Set problem
Look through the records below and give the number of lines holding the string "this", nothing more.

--- Begin Given data ---

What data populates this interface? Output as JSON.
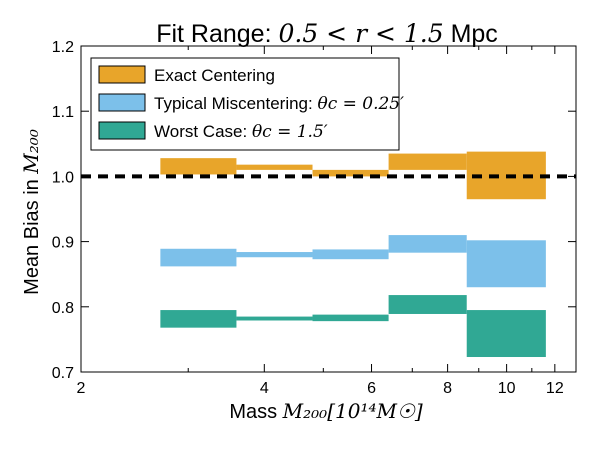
{
  "chart_data": {
    "type": "area",
    "title_text": "Fit Range: ",
    "title_math": "0.5 < r < 1.5",
    "title_suffix": " Mpc",
    "xlabel_text": "Mass ",
    "xlabel_math": "M₂₀₀[10¹⁴M☉]",
    "ylabel_text": "Mean Bias in ",
    "ylabel_math": "M₂₀₀",
    "xscale": "log",
    "xlim": [
      2,
      13
    ],
    "ylim": [
      0.7,
      1.2
    ],
    "x_ticks": [
      2,
      4,
      6,
      8,
      10,
      12
    ],
    "x_tick_labels": [
      "2",
      "4",
      "6",
      "8",
      "10",
      "12"
    ],
    "y_ticks": [
      0.7,
      0.8,
      0.9,
      1.0,
      1.1,
      1.2
    ],
    "y_tick_labels": [
      "0.7",
      "0.8",
      "0.9",
      "1.0",
      "1.1",
      "1.2"
    ],
    "reference_line": {
      "y": 1.0,
      "style": "dashed",
      "color": "#000000"
    },
    "bin_edges": [
      2.7,
      3.6,
      4.8,
      6.4,
      8.6,
      11.6
    ],
    "legend_position": "upper-left",
    "series": [
      {
        "name_text": "Exact Centering",
        "name_math": "",
        "color": "#E8A52A",
        "lower": [
          1.003,
          1.01,
          1.0,
          1.01,
          0.965
        ],
        "upper": [
          1.028,
          1.018,
          1.01,
          1.035,
          1.038
        ]
      },
      {
        "name_text": "Typical Miscentering: ",
        "name_math": "θc = 0.25′",
        "color": "#7CC0EA",
        "lower": [
          0.862,
          0.876,
          0.873,
          0.883,
          0.83
        ],
        "upper": [
          0.889,
          0.884,
          0.888,
          0.91,
          0.902
        ]
      },
      {
        "name_text": "Worst Case: ",
        "name_math": "θc = 1.5′",
        "color": "#30A894",
        "lower": [
          0.768,
          0.779,
          0.778,
          0.789,
          0.723
        ],
        "upper": [
          0.795,
          0.785,
          0.788,
          0.818,
          0.795
        ]
      }
    ]
  }
}
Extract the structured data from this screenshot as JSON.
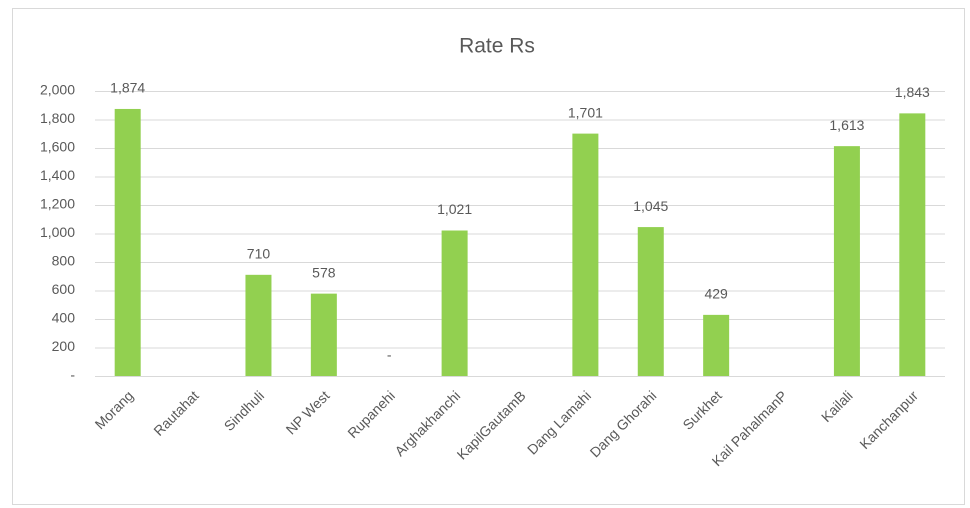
{
  "chart_data": {
    "type": "bar",
    "title": "Rate Rs",
    "categories": [
      "Morang",
      "Rautahat",
      "Sindhuli",
      "NP West",
      "Rupanehi",
      "Arghakhanchi",
      "KapilGautamB",
      "Dang Lamahi",
      "Dang Ghorahi",
      "Surkhet",
      "Kail PahalmanP",
      "Kailali",
      "Kanchanpur"
    ],
    "values": [
      1874,
      null,
      710,
      578,
      0,
      1021,
      null,
      1701,
      1045,
      429,
      null,
      1613,
      1843
    ],
    "value_labels": [
      "1,874",
      null,
      "710",
      "578",
      "-",
      "1,021",
      null,
      "1,701",
      "1,045",
      "429",
      null,
      "1,613",
      "1,843"
    ],
    "color": "#92d050",
    "ylim": [
      0,
      2000
    ],
    "yticks": [
      {
        "value": 0,
        "label": "-"
      },
      200,
      400,
      600,
      800,
      {
        "value": 1000,
        "label": "1,000"
      },
      {
        "value": 1200,
        "label": "1,200"
      },
      {
        "value": 1400,
        "label": "1,400"
      },
      {
        "value": 1600,
        "label": "1,600"
      },
      {
        "value": 1800,
        "label": "1,800"
      },
      {
        "value": 2000,
        "label": "2,000"
      }
    ],
    "grid": true
  }
}
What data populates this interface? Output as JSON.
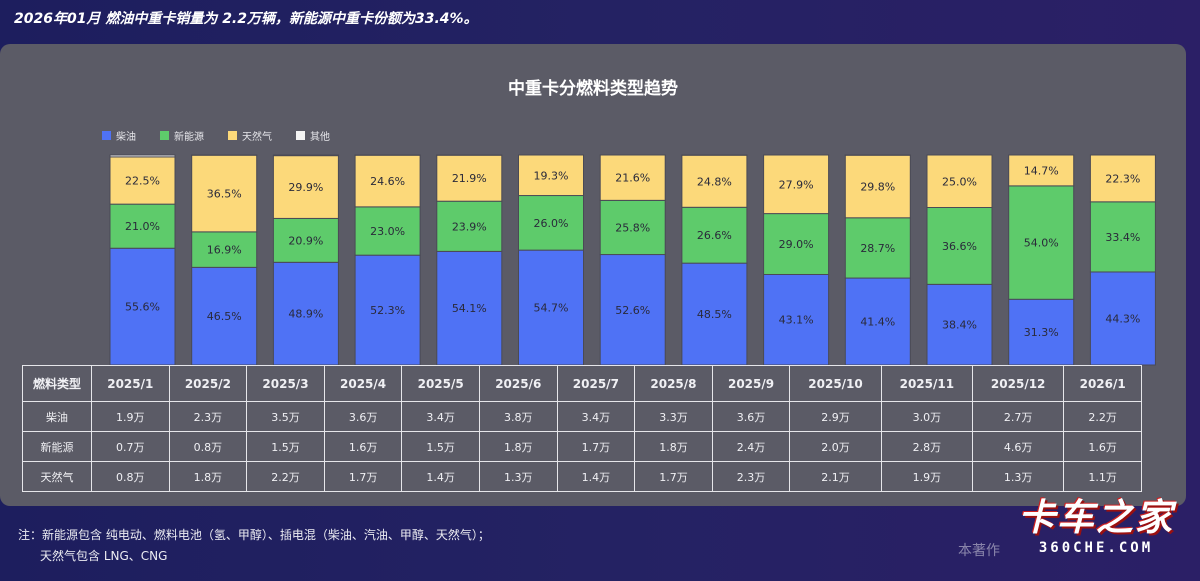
{
  "headline": "2026年01月 燃油中重卡销量为 2.2万辆，新能源中重卡份额为33.4%。",
  "watermark": "本著作",
  "logo": {
    "main": "卡车之家",
    "sub": "360CHE.COM"
  },
  "note": {
    "line1": "注：新能源包含 纯电动、燃料电池（氢、甲醇）、插电混（柴油、汽油、甲醇、天然气）；",
    "line2": "天然气包含 LNG、CNG"
  },
  "colors": {
    "diesel": "#4f72f5",
    "nev": "#5ecb6b",
    "gas": "#fcd97a",
    "other": "#f4f4f4"
  },
  "chart_data": {
    "type": "bar",
    "stacked": true,
    "percent": true,
    "title": "中重卡分燃料类型趋势",
    "categories": [
      "2025/1",
      "2025/2",
      "2025/3",
      "2025/4",
      "2025/5",
      "2025/6",
      "2025/7",
      "2025/8",
      "2025/9",
      "2025/10",
      "2025/11",
      "2025/12",
      "2026/1"
    ],
    "series": [
      {
        "name": "柴油",
        "color": "#4f72f5",
        "labels": [
          "55.6%",
          "46.5%",
          "48.9%",
          "52.3%",
          "54.1%",
          "54.7%",
          "52.6%",
          "48.5%",
          "43.1%",
          "41.4%",
          "38.4%",
          "31.3%",
          "44.3%"
        ],
        "values": [
          55.6,
          46.5,
          48.9,
          52.3,
          54.1,
          54.7,
          52.6,
          48.5,
          43.1,
          41.4,
          38.4,
          31.3,
          44.3
        ]
      },
      {
        "name": "新能源",
        "color": "#5ecb6b",
        "labels": [
          "21.0%",
          "16.9%",
          "20.9%",
          "23.0%",
          "23.9%",
          "26.0%",
          "25.8%",
          "26.6%",
          "29.0%",
          "28.7%",
          "36.6%",
          "54.0%",
          "33.4%"
        ],
        "values": [
          21.0,
          16.9,
          20.9,
          23.0,
          23.9,
          26.0,
          25.8,
          26.6,
          29.0,
          28.7,
          36.6,
          54.0,
          33.4
        ]
      },
      {
        "name": "天然气",
        "color": "#fcd97a",
        "labels": [
          "22.5%",
          "36.5%",
          "29.9%",
          "24.6%",
          "21.9%",
          "19.3%",
          "21.6%",
          "24.8%",
          "27.9%",
          "29.8%",
          "25.0%",
          "14.7%",
          "22.3%"
        ],
        "values": [
          22.5,
          36.5,
          29.9,
          24.6,
          21.9,
          19.3,
          21.6,
          24.8,
          27.9,
          29.8,
          25.0,
          14.7,
          22.3
        ]
      },
      {
        "name": "其他",
        "color": "#f4f4f4",
        "labels": [],
        "values": [
          0.9,
          0.1,
          0.3,
          0.1,
          0.1,
          0.0,
          0.0,
          0.1,
          0.0,
          0.1,
          0.0,
          0.0,
          0.0
        ]
      }
    ],
    "ylim": [
      0,
      100
    ],
    "legend": "top-left",
    "table": {
      "header": "燃料类型",
      "rows": [
        {
          "label": "柴油",
          "cells": [
            "1.9万",
            "2.3万",
            "3.5万",
            "3.6万",
            "3.4万",
            "3.8万",
            "3.4万",
            "3.3万",
            "3.6万",
            "2.9万",
            "3.0万",
            "2.7万",
            "2.2万"
          ]
        },
        {
          "label": "新能源",
          "cells": [
            "0.7万",
            "0.8万",
            "1.5万",
            "1.6万",
            "1.5万",
            "1.8万",
            "1.7万",
            "1.8万",
            "2.4万",
            "2.0万",
            "2.8万",
            "4.6万",
            "1.6万"
          ]
        },
        {
          "label": "天然气",
          "cells": [
            "0.8万",
            "1.8万",
            "2.2万",
            "1.7万",
            "1.4万",
            "1.3万",
            "1.4万",
            "1.7万",
            "2.3万",
            "2.1万",
            "1.9万",
            "1.3万",
            "1.1万"
          ]
        }
      ]
    }
  }
}
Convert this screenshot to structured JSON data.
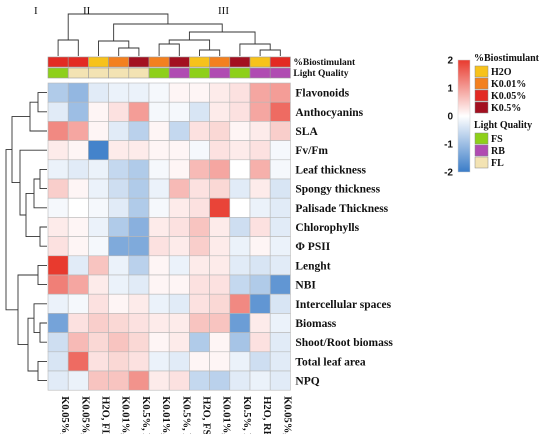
{
  "chart_data": {
    "type": "heatmap",
    "cluster_labels": [
      "I",
      "II",
      "III"
    ],
    "columns": [
      "K0.05%, FS",
      "K0.05%, FL",
      "H2O, FL",
      "K0.01%, FL",
      "K0.5%, FL",
      "K0.01%, FS",
      "K0.5%, RB",
      "H2O, FS",
      "K0.01%, RB",
      "K0.5%, FS",
      "H2O, RB",
      "K0.05%, RB"
    ],
    "rows": [
      "Flavonoids",
      "Anthocyanins",
      "SLA",
      "Fv/Fm",
      "Leaf thickness",
      "Spongy thickness",
      "Palisade Thickness",
      "Chlorophylls",
      "Φ PSII",
      "Lenght",
      "NBI",
      "Intercellular spaces",
      "Biomass",
      "Shoot/Root biomass",
      "Total leaf area",
      "NPQ"
    ],
    "values": [
      [
        -0.8,
        -1.1,
        -0.3,
        -0.2,
        -0.2,
        -0.1,
        0.1,
        0.1,
        0.2,
        0.3,
        0.9,
        1.0
      ],
      [
        -0.3,
        -1.0,
        0.1,
        0.3,
        1.0,
        -0.1,
        -0.1,
        -0.4,
        0.2,
        0.3,
        0.9,
        1.5
      ],
      [
        1.2,
        0.9,
        0.1,
        -0.3,
        -0.7,
        0.1,
        -0.6,
        0.3,
        0.4,
        0.1,
        0.2,
        0.5
      ],
      [
        0.2,
        0.1,
        -1.9,
        0.2,
        0.2,
        0.1,
        0.1,
        -0.1,
        0.3,
        0.2,
        0.3,
        -0.1
      ],
      [
        -0.2,
        -0.3,
        -0.2,
        -0.6,
        -0.8,
        -0.1,
        0.1,
        0.7,
        0.9,
        0.0,
        0.8,
        -0.1
      ],
      [
        0.5,
        0.1,
        -0.2,
        -0.5,
        -0.8,
        -0.2,
        0.7,
        0.3,
        0.4,
        -0.3,
        0.2,
        -0.4
      ],
      [
        -0.1,
        0.0,
        -0.1,
        -0.3,
        -0.8,
        -0.1,
        0.2,
        0.3,
        1.9,
        0.0,
        -0.2,
        -0.3
      ],
      [
        0.2,
        0.1,
        -0.2,
        -0.8,
        -1.2,
        0.2,
        0.3,
        0.6,
        0.2,
        -0.5,
        0.3,
        -0.3
      ],
      [
        0.3,
        0.1,
        -0.1,
        -1.3,
        -1.3,
        0.3,
        0.2,
        0.5,
        0.2,
        -0.2,
        0.1,
        -0.2
      ],
      [
        2.0,
        -0.3,
        0.6,
        -0.2,
        -0.7,
        0.1,
        -0.2,
        0.2,
        0.2,
        -0.3,
        -0.4,
        -0.3
      ],
      [
        1.3,
        0.9,
        0.2,
        -0.2,
        -0.3,
        0.1,
        0.1,
        0.3,
        0.3,
        -0.6,
        -0.8,
        -1.6
      ],
      [
        -0.2,
        -0.1,
        0.3,
        0.1,
        0.2,
        -0.2,
        -0.3,
        0.3,
        0.4,
        1.2,
        -1.6,
        -0.4
      ],
      [
        -1.4,
        0.3,
        0.5,
        0.4,
        0.3,
        0.2,
        0.2,
        0.6,
        0.6,
        -1.5,
        0.2,
        -0.2
      ],
      [
        -0.5,
        0.7,
        0.4,
        0.6,
        0.4,
        0.1,
        0.2,
        -0.8,
        0.1,
        -0.9,
        0.3,
        -0.3
      ],
      [
        -0.4,
        1.5,
        0.3,
        0.4,
        0.3,
        -0.2,
        -0.3,
        0.1,
        0.1,
        -0.2,
        -0.5,
        -0.3
      ],
      [
        -0.3,
        -0.2,
        0.6,
        0.6,
        1.1,
        0.2,
        0.3,
        -0.6,
        -0.7,
        -0.3,
        -0.2,
        -0.3
      ]
    ],
    "colorscale": {
      "min": -2,
      "max": 2,
      "ticks": [
        2,
        1,
        0,
        -1,
        -2
      ],
      "low": "#3a7cc8",
      "mid": "#ffffff",
      "high": "#e83a2e"
    },
    "annotations": [
      {
        "name": "%Biostimulant",
        "values": [
          "K0.05%",
          "K0.05%",
          "H2O",
          "K0.01%",
          "K0.5%",
          "K0.01%",
          "K0.5%",
          "H2O",
          "K0.01%",
          "K0.5%",
          "H2O",
          "K0.05%"
        ]
      },
      {
        "name": "Light Quality",
        "values": [
          "FS",
          "FL",
          "FL",
          "FL",
          "FL",
          "FS",
          "RB",
          "FS",
          "RB",
          "FS",
          "RB",
          "RB"
        ]
      }
    ],
    "legend": [
      {
        "title": "%Biostimulant",
        "items": [
          {
            "label": "H2O",
            "color": "#f7c21b"
          },
          {
            "label": "K0.01%",
            "color": "#f3801f"
          },
          {
            "label": "K0.05%",
            "color": "#e32a23"
          },
          {
            "label": "K0.5%",
            "color": "#a31020"
          }
        ]
      },
      {
        "title": "Light Quality",
        "items": [
          {
            "label": "FS",
            "color": "#8ed01a"
          },
          {
            "label": "RB",
            "color": "#b04bb2"
          },
          {
            "label": "FL",
            "color": "#f3e3b3"
          }
        ]
      }
    ]
  }
}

--- End Given data ---

Solution to the problem
4